(Exercise instructions)
Give every line from the entries that contains "varphi".

Dataset entries
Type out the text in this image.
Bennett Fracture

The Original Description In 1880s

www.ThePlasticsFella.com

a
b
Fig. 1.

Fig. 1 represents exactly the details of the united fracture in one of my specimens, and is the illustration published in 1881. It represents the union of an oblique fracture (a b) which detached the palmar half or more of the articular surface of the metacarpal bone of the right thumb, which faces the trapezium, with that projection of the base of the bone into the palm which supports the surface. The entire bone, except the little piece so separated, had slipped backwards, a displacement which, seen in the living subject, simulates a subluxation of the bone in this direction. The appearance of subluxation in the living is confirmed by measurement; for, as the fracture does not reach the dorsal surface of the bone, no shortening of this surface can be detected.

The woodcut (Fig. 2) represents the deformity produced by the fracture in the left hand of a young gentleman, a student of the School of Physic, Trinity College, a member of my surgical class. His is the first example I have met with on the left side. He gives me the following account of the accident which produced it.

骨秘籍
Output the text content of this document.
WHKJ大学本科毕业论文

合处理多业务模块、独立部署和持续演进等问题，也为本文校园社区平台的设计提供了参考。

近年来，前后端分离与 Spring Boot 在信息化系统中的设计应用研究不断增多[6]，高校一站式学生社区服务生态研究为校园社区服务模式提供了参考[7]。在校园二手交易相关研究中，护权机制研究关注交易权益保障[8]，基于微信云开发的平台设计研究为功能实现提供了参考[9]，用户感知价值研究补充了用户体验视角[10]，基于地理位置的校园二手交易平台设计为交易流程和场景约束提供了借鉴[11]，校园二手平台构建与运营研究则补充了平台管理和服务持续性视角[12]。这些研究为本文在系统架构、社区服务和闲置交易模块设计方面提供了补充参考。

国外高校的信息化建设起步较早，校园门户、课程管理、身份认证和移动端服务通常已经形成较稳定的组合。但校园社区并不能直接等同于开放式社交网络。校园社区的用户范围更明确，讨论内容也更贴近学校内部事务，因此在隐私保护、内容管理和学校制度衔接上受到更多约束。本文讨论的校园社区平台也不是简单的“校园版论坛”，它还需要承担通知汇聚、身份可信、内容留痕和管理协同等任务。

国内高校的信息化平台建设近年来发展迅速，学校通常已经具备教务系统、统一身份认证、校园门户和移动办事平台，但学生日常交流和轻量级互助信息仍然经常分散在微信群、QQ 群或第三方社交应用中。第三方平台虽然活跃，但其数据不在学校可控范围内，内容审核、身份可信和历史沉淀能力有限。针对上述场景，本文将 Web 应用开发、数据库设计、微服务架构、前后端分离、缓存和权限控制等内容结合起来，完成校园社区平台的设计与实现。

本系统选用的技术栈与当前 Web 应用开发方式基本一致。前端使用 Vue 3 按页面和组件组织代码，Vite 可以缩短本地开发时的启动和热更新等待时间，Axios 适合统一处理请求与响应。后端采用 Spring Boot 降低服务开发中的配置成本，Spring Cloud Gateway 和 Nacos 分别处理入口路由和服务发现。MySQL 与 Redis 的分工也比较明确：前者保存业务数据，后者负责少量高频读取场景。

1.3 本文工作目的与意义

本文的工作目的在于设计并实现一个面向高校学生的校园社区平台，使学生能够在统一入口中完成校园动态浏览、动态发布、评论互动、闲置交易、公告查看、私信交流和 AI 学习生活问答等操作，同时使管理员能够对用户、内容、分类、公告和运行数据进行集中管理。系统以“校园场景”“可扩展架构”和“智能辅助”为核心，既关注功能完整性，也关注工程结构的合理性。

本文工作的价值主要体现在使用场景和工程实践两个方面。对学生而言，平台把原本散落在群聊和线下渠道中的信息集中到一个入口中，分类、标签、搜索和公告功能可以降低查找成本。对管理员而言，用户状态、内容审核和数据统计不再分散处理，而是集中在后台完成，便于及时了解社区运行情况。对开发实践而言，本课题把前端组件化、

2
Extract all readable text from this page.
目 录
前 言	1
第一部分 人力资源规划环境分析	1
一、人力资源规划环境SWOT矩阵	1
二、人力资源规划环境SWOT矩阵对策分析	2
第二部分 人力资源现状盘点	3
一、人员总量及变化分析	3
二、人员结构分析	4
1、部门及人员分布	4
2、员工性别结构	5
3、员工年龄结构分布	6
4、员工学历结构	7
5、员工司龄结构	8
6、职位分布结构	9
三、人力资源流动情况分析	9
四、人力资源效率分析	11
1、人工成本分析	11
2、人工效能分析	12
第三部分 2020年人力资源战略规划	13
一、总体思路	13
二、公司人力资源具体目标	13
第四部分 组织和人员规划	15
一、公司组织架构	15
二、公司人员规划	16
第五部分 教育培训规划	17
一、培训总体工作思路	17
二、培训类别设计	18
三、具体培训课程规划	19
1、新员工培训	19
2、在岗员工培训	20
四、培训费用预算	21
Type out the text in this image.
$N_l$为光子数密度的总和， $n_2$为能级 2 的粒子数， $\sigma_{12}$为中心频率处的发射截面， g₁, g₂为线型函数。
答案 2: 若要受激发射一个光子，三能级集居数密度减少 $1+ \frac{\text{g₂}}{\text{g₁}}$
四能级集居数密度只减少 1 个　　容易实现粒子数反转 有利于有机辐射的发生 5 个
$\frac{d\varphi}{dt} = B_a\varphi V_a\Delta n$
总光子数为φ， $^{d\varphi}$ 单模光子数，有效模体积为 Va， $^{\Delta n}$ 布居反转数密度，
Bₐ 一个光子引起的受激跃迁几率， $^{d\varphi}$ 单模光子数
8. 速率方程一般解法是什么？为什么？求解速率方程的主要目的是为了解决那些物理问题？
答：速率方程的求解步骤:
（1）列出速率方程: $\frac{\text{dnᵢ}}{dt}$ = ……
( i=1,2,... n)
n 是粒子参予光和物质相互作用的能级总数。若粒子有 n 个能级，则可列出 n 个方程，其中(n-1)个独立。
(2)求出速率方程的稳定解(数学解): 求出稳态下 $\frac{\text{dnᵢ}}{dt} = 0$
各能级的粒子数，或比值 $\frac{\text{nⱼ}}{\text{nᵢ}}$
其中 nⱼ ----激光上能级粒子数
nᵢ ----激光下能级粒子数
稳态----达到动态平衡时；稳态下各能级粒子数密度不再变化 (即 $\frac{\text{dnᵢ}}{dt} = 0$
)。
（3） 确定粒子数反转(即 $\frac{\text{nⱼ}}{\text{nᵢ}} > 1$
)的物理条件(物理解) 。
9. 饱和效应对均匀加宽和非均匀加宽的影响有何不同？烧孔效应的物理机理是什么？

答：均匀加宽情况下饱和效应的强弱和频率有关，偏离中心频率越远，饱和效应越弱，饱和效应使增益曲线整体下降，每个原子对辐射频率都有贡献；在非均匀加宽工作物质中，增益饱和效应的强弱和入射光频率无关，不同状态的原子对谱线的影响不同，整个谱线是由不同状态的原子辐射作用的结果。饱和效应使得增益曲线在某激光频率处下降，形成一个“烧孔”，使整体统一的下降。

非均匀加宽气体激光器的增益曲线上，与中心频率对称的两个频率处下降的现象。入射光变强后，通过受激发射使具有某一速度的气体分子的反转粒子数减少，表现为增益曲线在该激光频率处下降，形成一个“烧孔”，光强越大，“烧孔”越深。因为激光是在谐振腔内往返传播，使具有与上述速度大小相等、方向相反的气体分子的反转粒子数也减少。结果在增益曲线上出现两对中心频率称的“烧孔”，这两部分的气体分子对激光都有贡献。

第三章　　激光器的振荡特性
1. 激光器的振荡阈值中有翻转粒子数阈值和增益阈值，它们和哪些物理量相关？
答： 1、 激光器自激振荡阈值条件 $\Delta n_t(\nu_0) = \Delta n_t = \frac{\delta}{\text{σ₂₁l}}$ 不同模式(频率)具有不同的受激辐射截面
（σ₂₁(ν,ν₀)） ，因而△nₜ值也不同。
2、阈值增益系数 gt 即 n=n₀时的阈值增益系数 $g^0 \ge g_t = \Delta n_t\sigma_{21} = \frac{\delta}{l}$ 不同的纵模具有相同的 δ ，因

(Result)
$\frac{d\varphi}{dt} = B_a\varphi V_a\Delta n$
总光子数为φ， $^{d\varphi}$ 单模光子数，有效模体积为 Va， $^{\Delta n}$ 布居反转数密度，
Bₐ 一个光子引起的受激跃迁几率， $^{d\varphi}$ 单模光子数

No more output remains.